**Records to process**

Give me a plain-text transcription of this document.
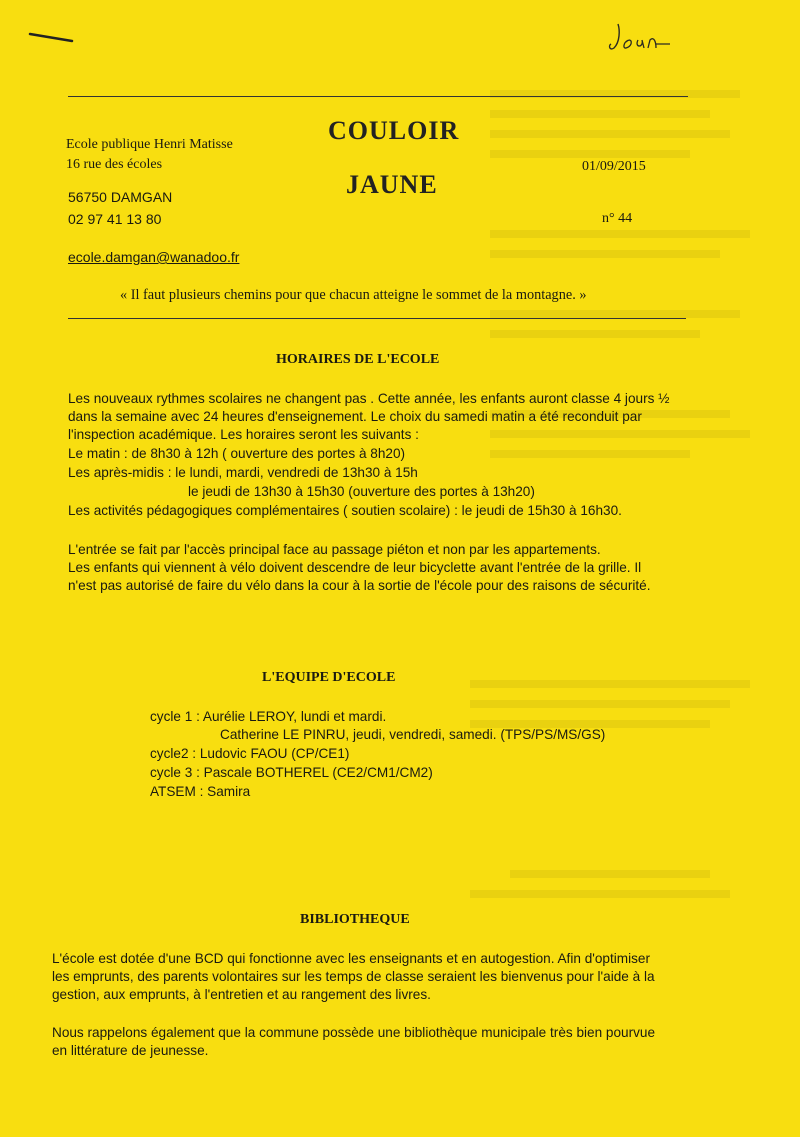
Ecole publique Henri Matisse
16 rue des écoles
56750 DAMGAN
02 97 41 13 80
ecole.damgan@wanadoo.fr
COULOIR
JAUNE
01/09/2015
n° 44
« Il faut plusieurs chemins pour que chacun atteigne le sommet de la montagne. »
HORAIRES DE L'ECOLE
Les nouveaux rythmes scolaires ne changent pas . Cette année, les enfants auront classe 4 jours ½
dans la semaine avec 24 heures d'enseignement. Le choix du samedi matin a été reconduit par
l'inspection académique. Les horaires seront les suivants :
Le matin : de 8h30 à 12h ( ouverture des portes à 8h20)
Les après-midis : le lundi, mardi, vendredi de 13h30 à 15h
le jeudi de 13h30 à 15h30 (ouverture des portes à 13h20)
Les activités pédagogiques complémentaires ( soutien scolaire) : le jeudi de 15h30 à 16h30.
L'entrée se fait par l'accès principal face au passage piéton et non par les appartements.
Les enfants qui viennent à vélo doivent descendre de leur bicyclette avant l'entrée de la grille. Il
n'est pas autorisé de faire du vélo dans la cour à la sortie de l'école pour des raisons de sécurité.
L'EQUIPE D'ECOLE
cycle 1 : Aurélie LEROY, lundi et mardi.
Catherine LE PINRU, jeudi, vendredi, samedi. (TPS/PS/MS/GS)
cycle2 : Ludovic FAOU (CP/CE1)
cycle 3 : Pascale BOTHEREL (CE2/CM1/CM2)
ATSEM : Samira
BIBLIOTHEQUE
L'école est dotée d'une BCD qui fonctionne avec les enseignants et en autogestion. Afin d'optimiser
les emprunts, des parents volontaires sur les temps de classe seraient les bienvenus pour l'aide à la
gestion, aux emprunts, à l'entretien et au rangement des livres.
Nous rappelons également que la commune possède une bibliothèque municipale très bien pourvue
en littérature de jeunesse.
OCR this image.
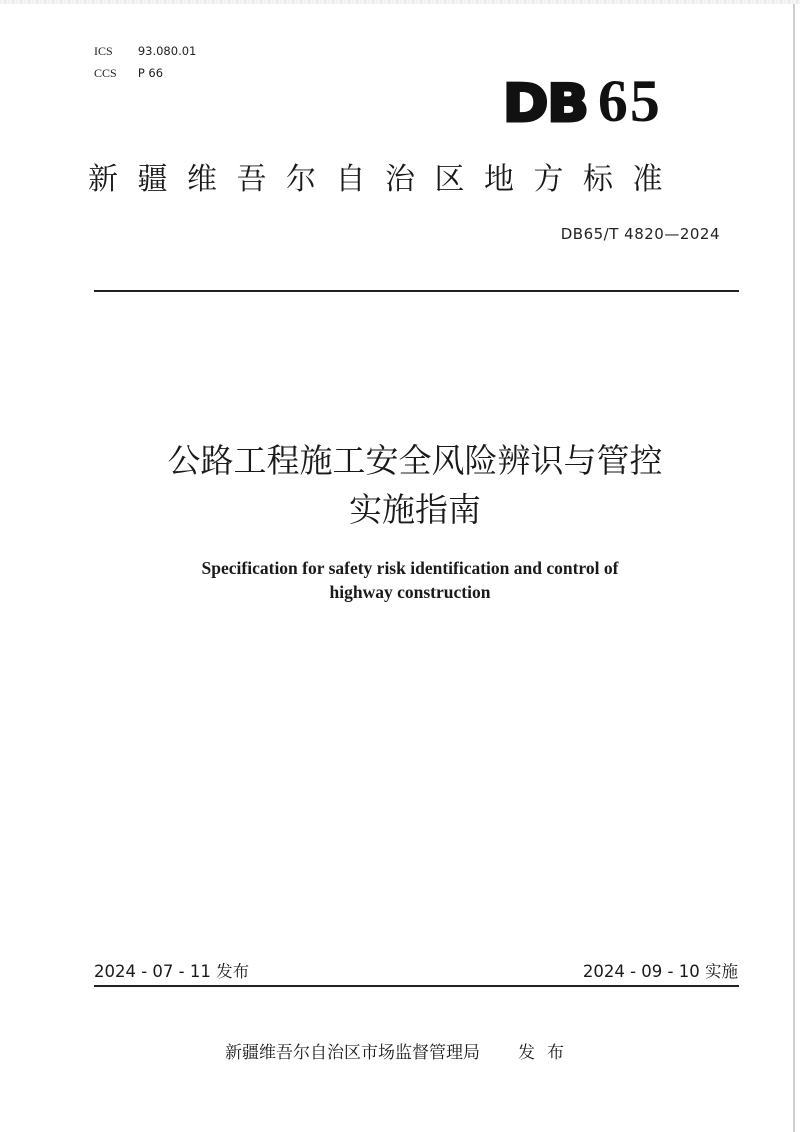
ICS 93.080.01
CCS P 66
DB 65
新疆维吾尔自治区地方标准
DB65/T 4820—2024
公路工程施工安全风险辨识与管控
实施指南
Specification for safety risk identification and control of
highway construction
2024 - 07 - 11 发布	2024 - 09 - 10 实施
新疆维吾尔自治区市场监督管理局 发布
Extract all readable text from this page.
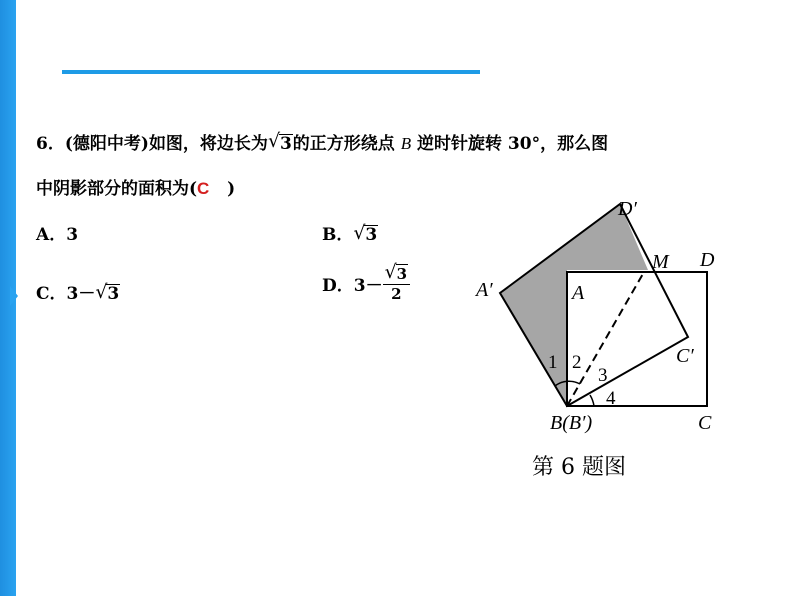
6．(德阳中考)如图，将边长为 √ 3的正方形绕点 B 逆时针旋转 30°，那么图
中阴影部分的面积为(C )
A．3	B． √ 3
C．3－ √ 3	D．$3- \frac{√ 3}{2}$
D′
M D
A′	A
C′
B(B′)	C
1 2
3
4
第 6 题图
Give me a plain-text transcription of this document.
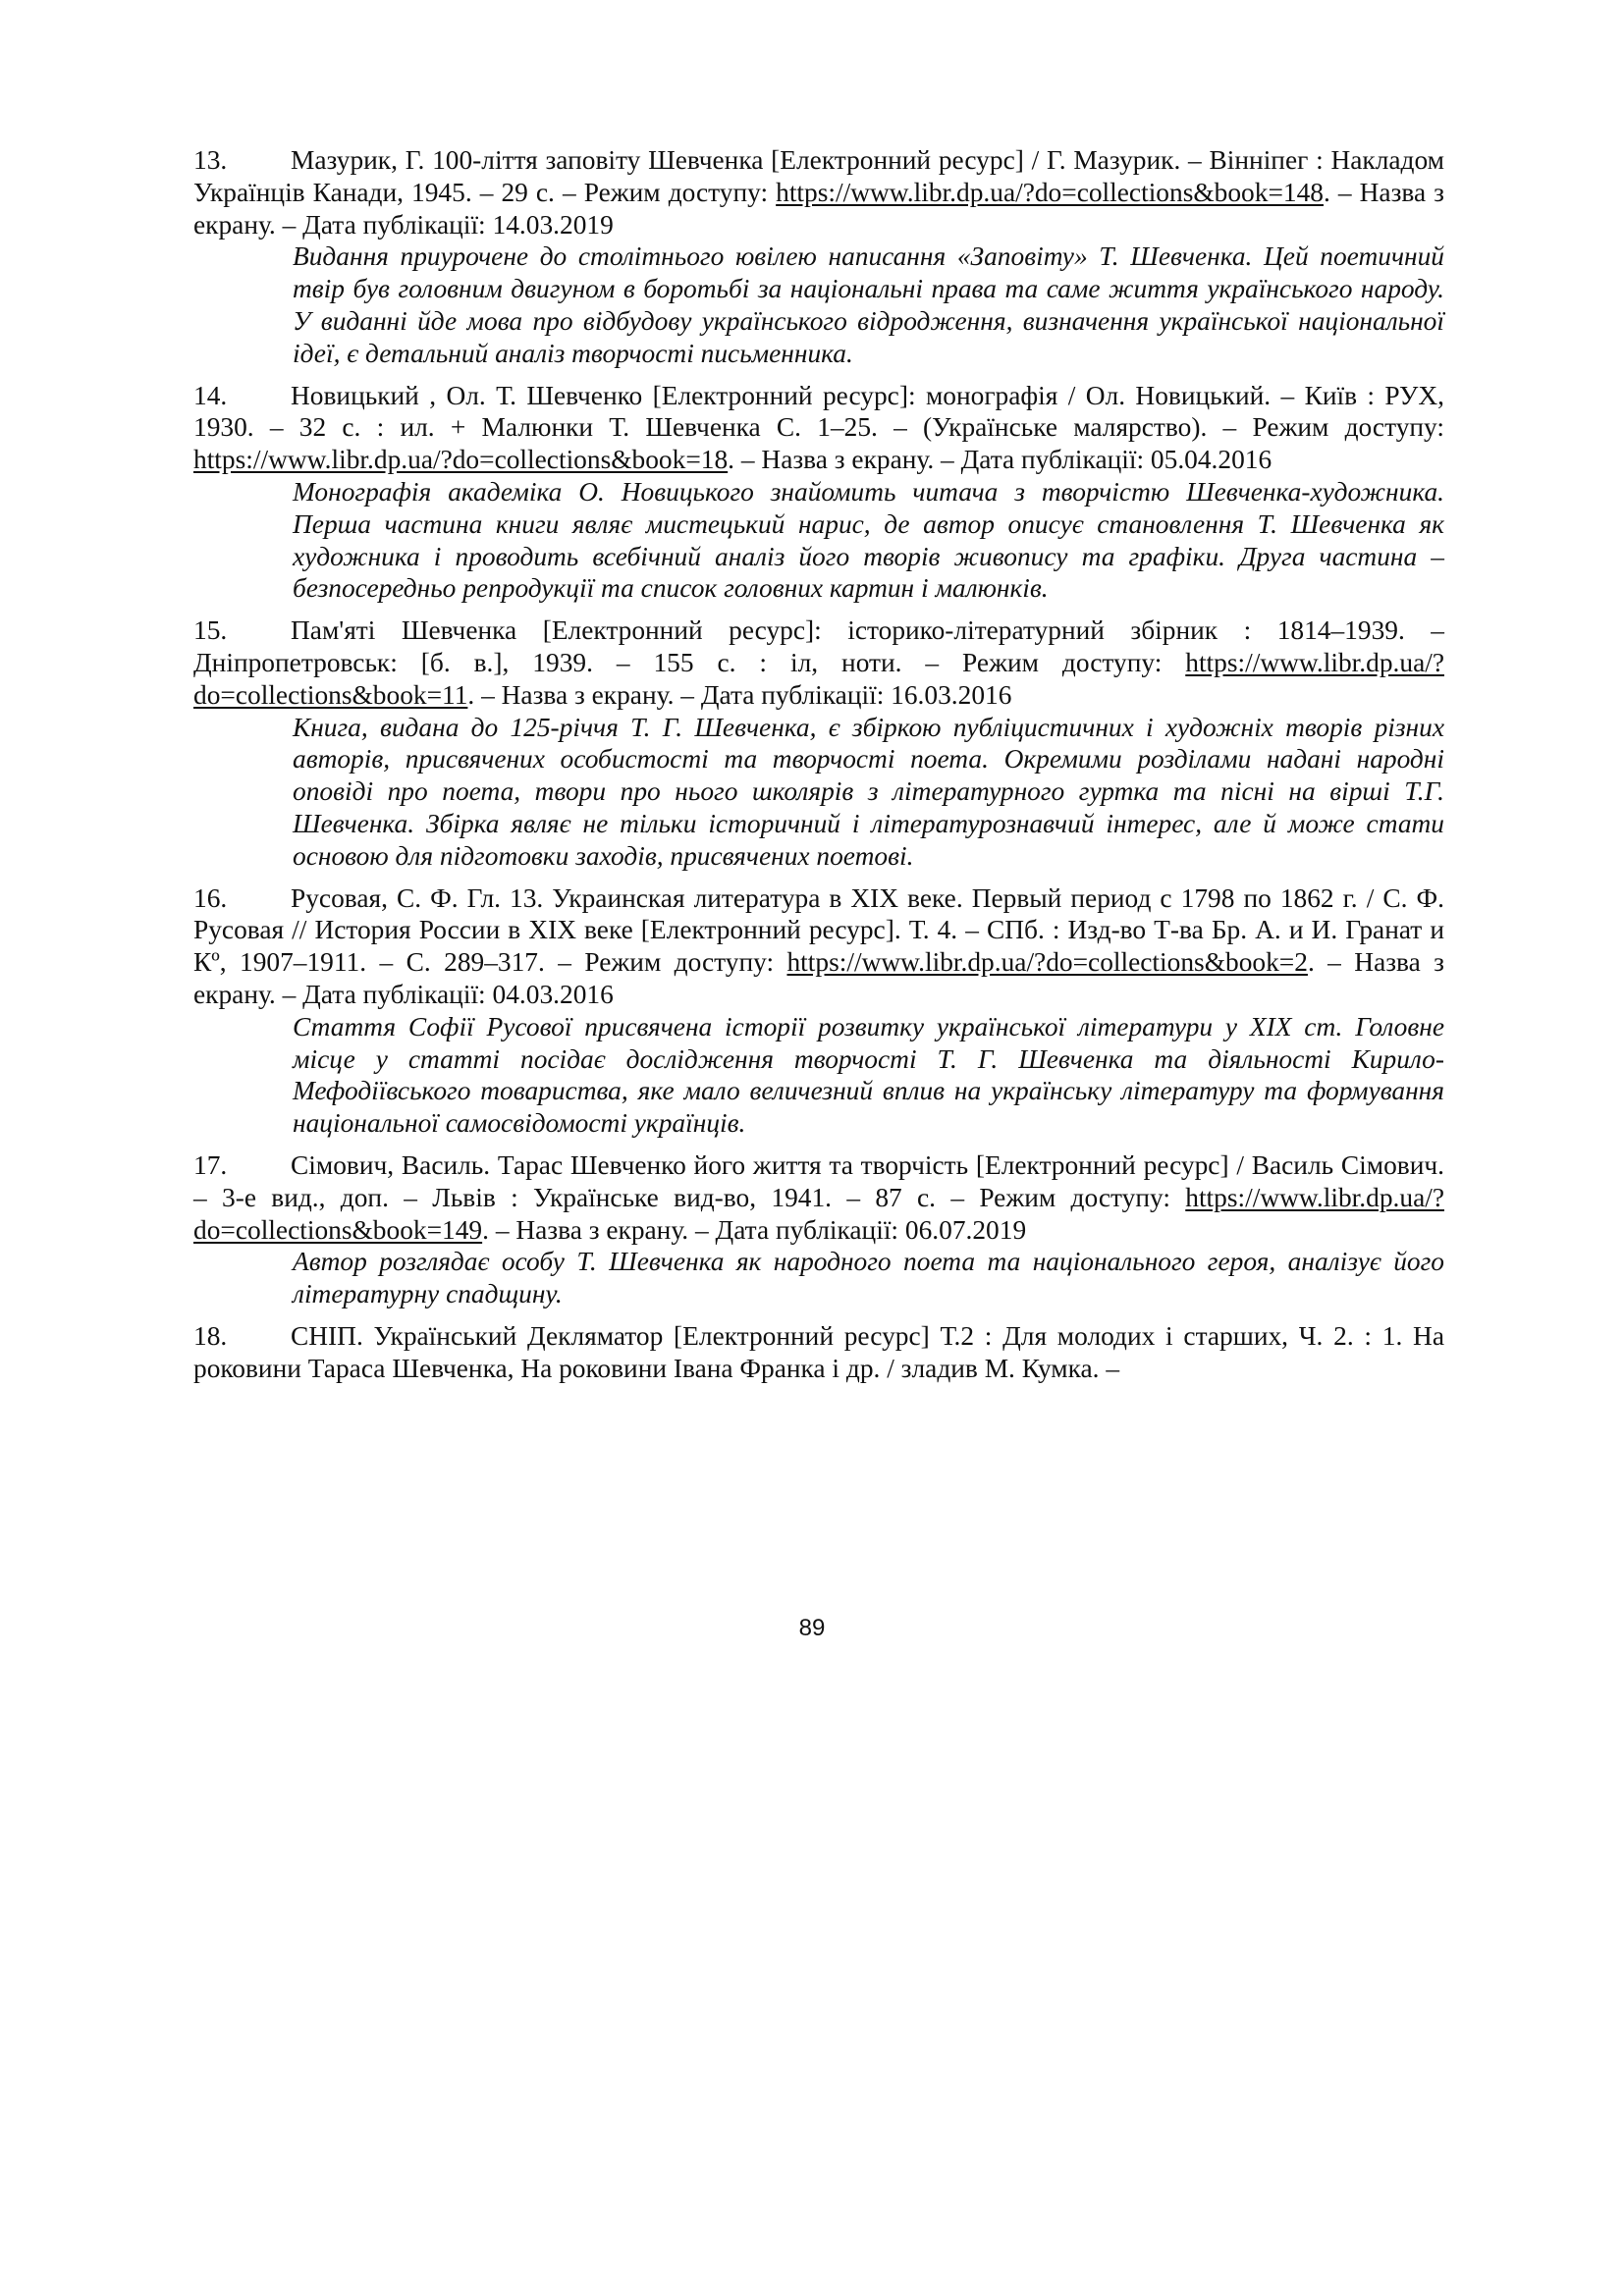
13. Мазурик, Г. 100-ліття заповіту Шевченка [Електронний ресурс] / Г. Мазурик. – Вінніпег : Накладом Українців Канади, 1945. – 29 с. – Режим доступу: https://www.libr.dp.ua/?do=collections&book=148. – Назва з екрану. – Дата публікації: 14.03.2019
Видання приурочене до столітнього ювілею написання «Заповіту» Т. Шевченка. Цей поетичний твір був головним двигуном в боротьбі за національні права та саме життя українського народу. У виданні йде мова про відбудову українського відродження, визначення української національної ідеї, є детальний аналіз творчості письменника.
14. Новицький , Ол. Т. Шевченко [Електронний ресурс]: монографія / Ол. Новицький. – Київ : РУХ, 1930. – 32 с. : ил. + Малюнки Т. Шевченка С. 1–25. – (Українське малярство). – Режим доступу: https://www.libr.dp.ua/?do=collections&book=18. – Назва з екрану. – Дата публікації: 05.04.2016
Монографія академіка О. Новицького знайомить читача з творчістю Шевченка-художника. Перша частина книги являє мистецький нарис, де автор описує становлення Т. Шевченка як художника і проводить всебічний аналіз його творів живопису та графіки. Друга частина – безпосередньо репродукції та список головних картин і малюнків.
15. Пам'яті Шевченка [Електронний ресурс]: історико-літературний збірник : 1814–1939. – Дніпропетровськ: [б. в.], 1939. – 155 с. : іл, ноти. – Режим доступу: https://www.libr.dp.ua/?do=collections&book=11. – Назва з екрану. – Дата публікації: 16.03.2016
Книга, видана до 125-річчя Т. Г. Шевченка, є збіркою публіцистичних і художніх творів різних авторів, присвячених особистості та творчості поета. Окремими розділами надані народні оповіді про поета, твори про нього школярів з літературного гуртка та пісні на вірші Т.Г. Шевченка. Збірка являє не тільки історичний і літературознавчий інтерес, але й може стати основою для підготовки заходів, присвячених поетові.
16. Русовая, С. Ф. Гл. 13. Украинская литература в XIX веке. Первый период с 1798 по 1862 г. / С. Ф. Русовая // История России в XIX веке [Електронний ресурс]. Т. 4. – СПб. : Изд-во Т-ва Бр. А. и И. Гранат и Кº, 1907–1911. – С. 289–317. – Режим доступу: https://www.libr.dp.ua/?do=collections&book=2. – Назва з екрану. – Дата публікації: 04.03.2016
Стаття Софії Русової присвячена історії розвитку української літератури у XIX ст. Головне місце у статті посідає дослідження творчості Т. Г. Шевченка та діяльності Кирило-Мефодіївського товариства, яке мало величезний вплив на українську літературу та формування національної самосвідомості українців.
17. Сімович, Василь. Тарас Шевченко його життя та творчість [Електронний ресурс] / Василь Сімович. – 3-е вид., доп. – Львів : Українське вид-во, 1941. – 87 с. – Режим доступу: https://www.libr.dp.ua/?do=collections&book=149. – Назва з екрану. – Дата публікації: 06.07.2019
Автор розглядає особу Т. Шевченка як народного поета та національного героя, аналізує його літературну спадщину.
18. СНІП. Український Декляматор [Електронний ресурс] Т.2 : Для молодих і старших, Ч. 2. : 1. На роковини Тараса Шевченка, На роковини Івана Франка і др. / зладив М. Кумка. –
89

**Given exercise**
Write out the full listing verbatim, excluding its pictures.

**Result**
Give me a plain-text transcription of this document.
Ecole publique Henri Matisse
16 rue des écoles
56750 DAMGAN
02 97 41 13 80
ecole.damgan@wanadoo.fr
COULOIR
JAUNE
01/09/2015
n° 44
« Il faut plusieurs chemins pour que chacun atteigne le sommet de la montagne. »
HORAIRES DE L'ECOLE
Les nouveaux rythmes scolaires ne changent pas . Cette année, les enfants auront classe 4 jours ½
dans la semaine avec 24 heures d'enseignement. Le choix du samedi matin a été reconduit par
l'inspection académique. Les horaires seront les suivants :
Le matin : de 8h30 à 12h ( ouverture des portes à 8h20)
Les après-midis : le lundi, mardi, vendredi de 13h30 à 15h
le jeudi de 13h30 à 15h30 (ouverture des portes à 13h20)
Les activités pédagogiques complémentaires ( soutien scolaire) : le jeudi de 15h30 à 16h30.
L'entrée se fait par l'accès principal face au passage piéton et non par les appartements.
Les enfants qui viennent à vélo doivent descendre de leur bicyclette avant l'entrée de la grille. Il
n'est pas autorisé de faire du vélo dans la cour à la sortie de l'école pour des raisons de sécurité.
L'EQUIPE D'ECOLE
cycle 1 : Aurélie LEROY, lundi et mardi.
Catherine LE PINRU, jeudi, vendredi, samedi. (TPS/PS/MS/GS)
cycle2 : Ludovic FAOU (CP/CE1)
cycle 3 : Pascale BOTHEREL (CE2/CM1/CM2)
ATSEM : Samira
BIBLIOTHEQUE
L'école est dotée d'une BCD qui fonctionne avec les enseignants et en autogestion. Afin d'optimiser
les emprunts, des parents volontaires sur les temps de classe seraient les bienvenus pour l'aide à la
gestion, aux emprunts, à l'entretien et au rangement des livres.
Nous rappelons également que la commune possède une bibliothèque municipale très bien pourvue
en littérature de jeunesse.
OCR this image.
ICS 93.080.01
CCS P 66
DB 65
新疆维吾尔自治区地方标准
DB65/T 4820—2024
公路工程施工安全风险辨识与管控
实施指南
Specification for safety risk identification and control of
highway construction
2024 - 07 - 11 发布	2024 - 09 - 10 实施
新疆维吾尔自治区市场监督管理局 发布
Extract all readable text from this page.
6．(德阳中考)如图，将边长为 √ 3的正方形绕点 B 逆时针旋转 30°，那么图
中阴影部分的面积为(C )
A．3	B． √ 3
C．3－ √ 3	D．$3- \frac{√ 3}{2}$
D′
M D
A′	A
C′
B(B′)	C
1 2
3
4
第 6 题图
Give me a plain-text transcription of this document.
13. Мазурик, Г. 100-ліття заповіту Шевченка [Електронний ресурс] / Г. Мазурик. – Вінніпег : Накладом Українців Канади, 1945. – 29 с. – Режим доступу: https://www.libr.dp.ua/?do=collections&book=148. – Назва з екрану. – Дата публікації: 14.03.2019
Видання приурочене до столітнього ювілею написання «Заповіту» Т. Шевченка. Цей поетичний твір був головним двигуном в боротьбі за національні права та саме життя українського народу. У виданні йде мова про відбудову українського відродження, визначення української національної ідеї, є детальний аналіз творчості письменника.
14. Новицький , Ол. Т. Шевченко [Електронний ресурс]: монографія / Ол. Новицький. – Київ : РУХ, 1930. – 32 с. : ил. + Малюнки Т. Шевченка С. 1–25. – (Українське малярство). – Режим доступу: https://www.libr.dp.ua/?do=collections&book=18. – Назва з екрану. – Дата публікації: 05.04.2016
Монографія академіка О. Новицького знайомить читача з творчістю Шевченка-художника. Перша частина книги являє мистецький нарис, де автор описує становлення Т. Шевченка як художника і проводить всебічний аналіз його творів живопису та графіки. Друга частина – безпосередньо репродукції та список головних картин і малюнків.
15. Пам'яті Шевченка [Електронний ресурс]: історико-літературний збірник : 1814–1939. – Дніпропетровськ: [б. в.], 1939. – 155 с. : іл, ноти. – Режим доступу: https://www.libr.dp.ua/?do=collections&book=11. – Назва з екрану. – Дата публікації: 16.03.2016
Книга, видана до 125-річчя Т. Г. Шевченка, є збіркою публіцистичних і художніх творів різних авторів, присвячених особистості та творчості поета. Окремими розділами надані народні оповіді про поета, твори про нього школярів з літературного гуртка та пісні на вірші Т.Г. Шевченка. Збірка являє не тільки історичний і літературознавчий інтерес, але й може стати основою для підготовки заходів, присвячених поетові.
16. Русовая, С. Ф. Гл. 13. Украинская литература в XIX веке. Первый период с 1798 по 1862 г. / С. Ф. Русовая // История России в XIX веке [Електронний ресурс]. Т. 4. – СПб. : Изд-во Т-ва Бр. А. и И. Гранат и Кº, 1907–1911. – С. 289–317. – Режим доступу: https://www.libr.dp.ua/?do=collections&book=2. – Назва з екрану. – Дата публікації: 04.03.2016
Стаття Софії Русової присвячена історії розвитку української літератури у XIX ст. Головне місце у статті посідає дослідження творчості Т. Г. Шевченка та діяльності Кирило-Мефодіївського товариства, яке мало величезний вплив на українську літературу та формування національної самосвідомості українців.
17. Сімович, Василь. Тарас Шевченко його життя та творчість [Електронний ресурс] / Василь Сімович. – 3-е вид., доп. – Львів : Українське вид-во, 1941. – 87 с. – Режим доступу: https://www.libr.dp.ua/?do=collections&book=149. – Назва з екрану. – Дата публікації: 06.07.2019
Автор розглядає особу Т. Шевченка як народного поета та національного героя, аналізує його літературну спадщину.
18. СНІП. Український Декляматор [Електронний ресурс] Т.2 : Для молодих і старших, Ч. 2. : 1. На роковини Тараса Шевченка, На роковини Івана Франка і др. / зладив М. Кумка. –
89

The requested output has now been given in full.